=== Source data ===
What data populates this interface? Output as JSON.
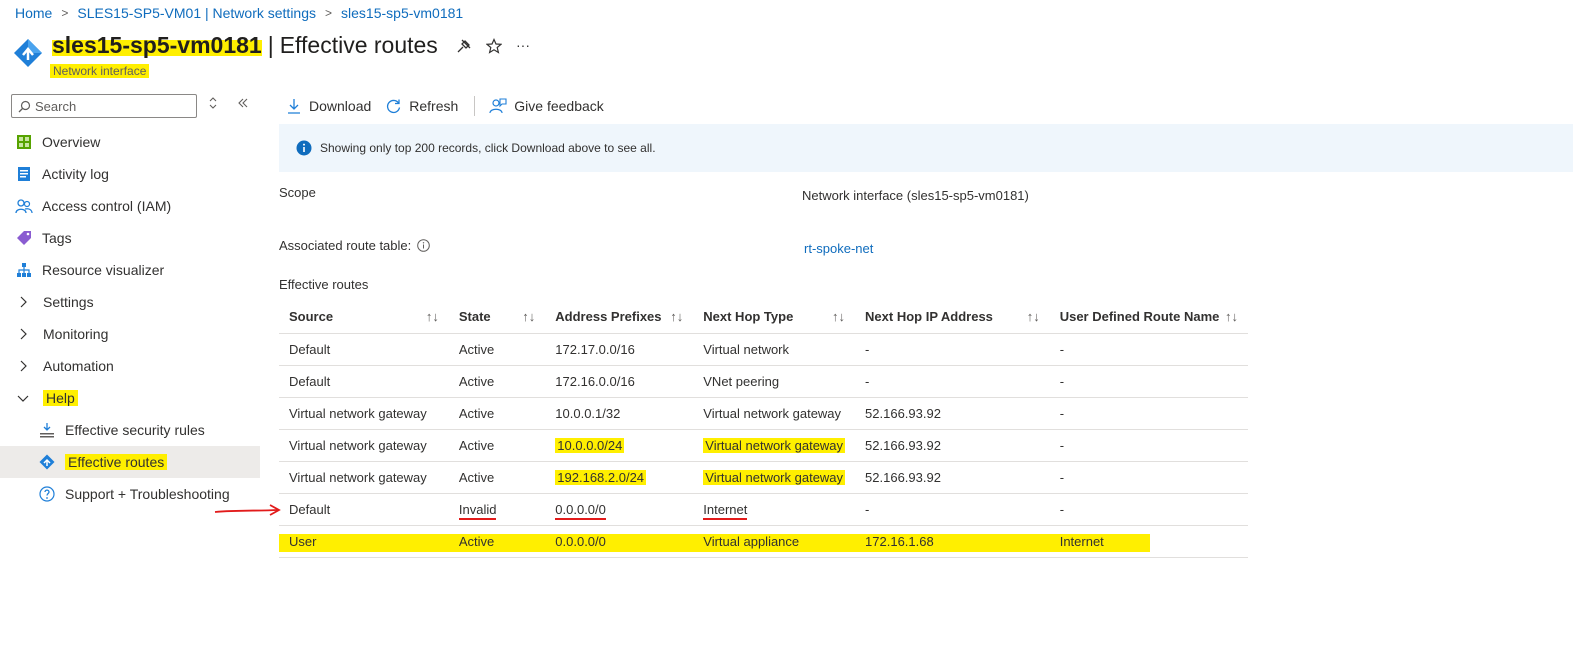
{
  "breadcrumb": {
    "home": "Home",
    "parent": "SLES15-SP5-VM01 | Network settings",
    "current": "sles15-sp5-vm0181"
  },
  "header": {
    "resource_name": "sles15-sp5-vm0181",
    "divider": "|",
    "page_title": "Effective routes",
    "subtitle": "Network interface",
    "more": "···"
  },
  "sidebar": {
    "search_placeholder": "Search",
    "items": [
      {
        "label": "Overview"
      },
      {
        "label": "Activity log"
      },
      {
        "label": "Access control (IAM)"
      },
      {
        "label": "Tags"
      },
      {
        "label": "Resource visualizer"
      },
      {
        "label": "Settings"
      },
      {
        "label": "Monitoring"
      },
      {
        "label": "Automation"
      },
      {
        "label": "Help"
      },
      {
        "label": "Effective security rules"
      },
      {
        "label": "Effective routes"
      },
      {
        "label": "Support + Troubleshooting"
      }
    ]
  },
  "toolbar": {
    "download": "Download",
    "refresh": "Refresh",
    "feedback": "Give feedback"
  },
  "info": {
    "message": "Showing only top 200 records, click Download above to see all."
  },
  "details": {
    "scope_label": "Scope",
    "scope_value": "Network interface (sles15-sp5-vm0181)",
    "route_table_label": "Associated route table:",
    "route_table_value": "rt-spoke-net",
    "section_title": "Effective routes"
  },
  "table": {
    "columns": [
      "Source",
      "State",
      "Address Prefixes",
      "Next Hop Type",
      "Next Hop IP Address",
      "User Defined Route Name"
    ],
    "sort_glyph": "↑↓",
    "rows": [
      [
        "Default",
        "Active",
        "172.17.0.0/16",
        "Virtual network",
        "-",
        "-"
      ],
      [
        "Default",
        "Active",
        "172.16.0.0/16",
        "VNet peering",
        "-",
        "-"
      ],
      [
        "Virtual network gateway",
        "Active",
        "10.0.0.1/32",
        "Virtual network gateway",
        "52.166.93.92",
        "-"
      ],
      [
        "Virtual network gateway",
        "Active",
        "10.0.0.0/24",
        "Virtual network gateway",
        "52.166.93.92",
        "-"
      ],
      [
        "Virtual network gateway",
        "Active",
        "192.168.2.0/24",
        "Virtual network gateway",
        "52.166.93.92",
        "-"
      ],
      [
        "Default",
        "Invalid",
        "0.0.0.0/0",
        "Internet",
        "-",
        "-"
      ],
      [
        "User",
        "Active",
        "0.0.0.0/0",
        "Virtual appliance",
        "172.16.1.68",
        "Internet"
      ]
    ]
  },
  "colors": {
    "accent": "#0f6cbd",
    "highlight": "#ffef00",
    "annotation": "#e21b1b"
  }
}
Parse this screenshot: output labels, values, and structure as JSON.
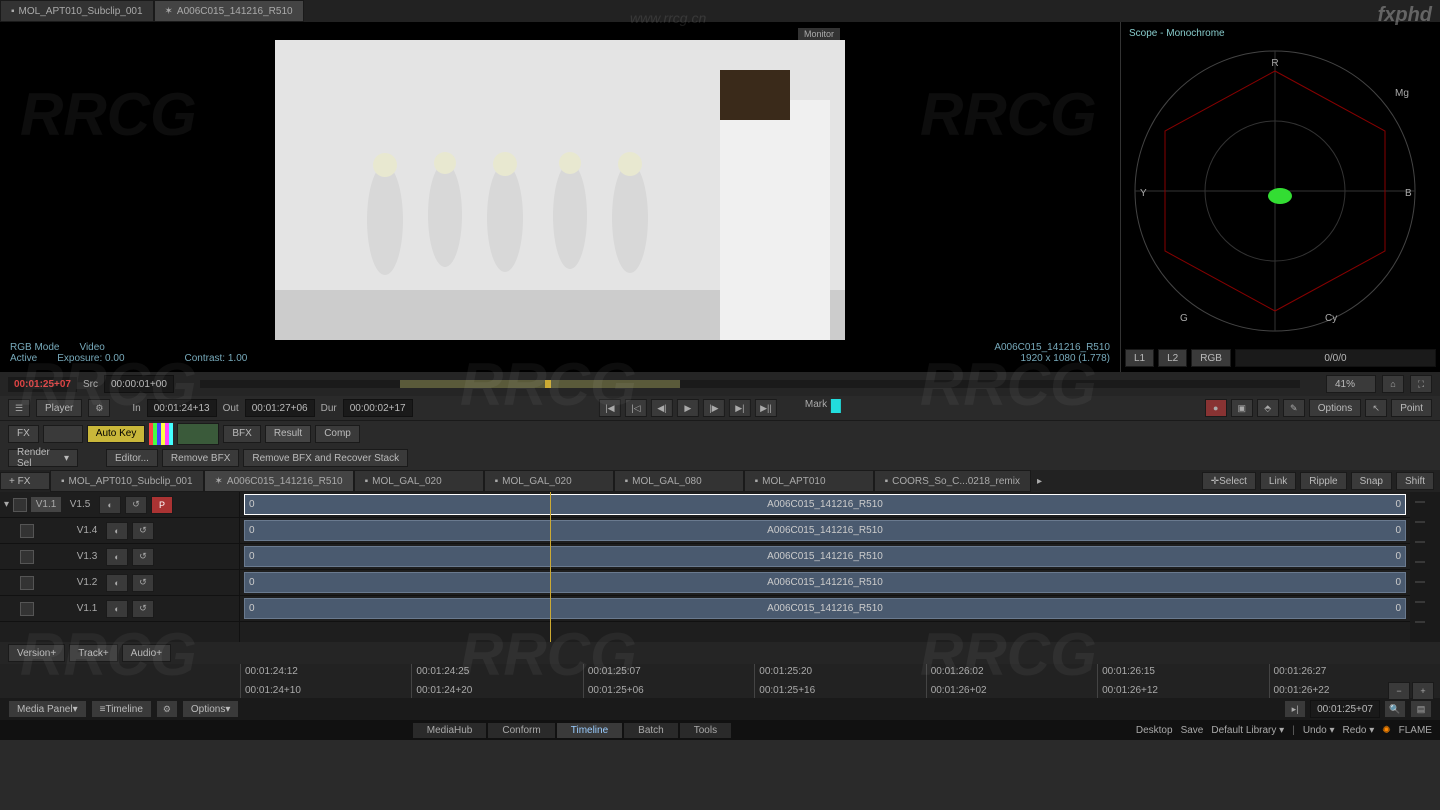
===
- Work to do:
Pictures in the data above should not be copied; transcribe everything else exactly.

- Expected answer:
What data populates this interface? Output as JSON.
{
  "breadcrumb": {
    "home": "Home",
    "parent": "SLES15-SP5-VM01 | Network settings",
    "current": "sles15-sp5-vm0181"
  },
  "header": {
    "resource_name": "sles15-sp5-vm0181",
    "divider": "|",
    "page_title": "Effective routes",
    "subtitle": "Network interface",
    "more": "···"
  },
  "sidebar": {
    "search_placeholder": "Search",
    "items": [
      {
        "label": "Overview"
      },
      {
        "label": "Activity log"
      },
      {
        "label": "Access control (IAM)"
      },
      {
        "label": "Tags"
      },
      {
        "label": "Resource visualizer"
      },
      {
        "label": "Settings"
      },
      {
        "label": "Monitoring"
      },
      {
        "label": "Automation"
      },
      {
        "label": "Help"
      },
      {
        "label": "Effective security rules"
      },
      {
        "label": "Effective routes"
      },
      {
        "label": "Support + Troubleshooting"
      }
    ]
  },
  "toolbar": {
    "download": "Download",
    "refresh": "Refresh",
    "feedback": "Give feedback"
  },
  "info": {
    "message": "Showing only top 200 records, click Download above to see all."
  },
  "details": {
    "scope_label": "Scope",
    "scope_value": "Network interface (sles15-sp5-vm0181)",
    "route_table_label": "Associated route table:",
    "route_table_value": "rt-spoke-net",
    "section_title": "Effective routes"
  },
  "table": {
    "columns": [
      "Source",
      "State",
      "Address Prefixes",
      "Next Hop Type",
      "Next Hop IP Address",
      "User Defined Route Name"
    ],
    "sort_glyph": "↑↓",
    "rows": [
      [
        "Default",
        "Active",
        "172.17.0.0/16",
        "Virtual network",
        "-",
        "-"
      ],
      [
        "Default",
        "Active",
        "172.16.0.0/16",
        "VNet peering",
        "-",
        "-"
      ],
      [
        "Virtual network gateway",
        "Active",
        "10.0.0.1/32",
        "Virtual network gateway",
        "52.166.93.92",
        "-"
      ],
      [
        "Virtual network gateway",
        "Active",
        "10.0.0.0/24",
        "Virtual network gateway",
        "52.166.93.92",
        "-"
      ],
      [
        "Virtual network gateway",
        "Active",
        "192.168.2.0/24",
        "Virtual network gateway",
        "52.166.93.92",
        "-"
      ],
      [
        "Default",
        "Invalid",
        "0.0.0.0/0",
        "Internet",
        "-",
        "-"
      ],
      [
        "User",
        "Active",
        "0.0.0.0/0",
        "Virtual appliance",
        "172.16.1.68",
        "Internet"
      ]
    ]
  },
  "colors": {
    "accent": "#0f6cbd",
    "highlight": "#ffef00",
    "annotation": "#e21b1b"
  }
}
Parse this screenshot: output labels, values, and structure as JSON.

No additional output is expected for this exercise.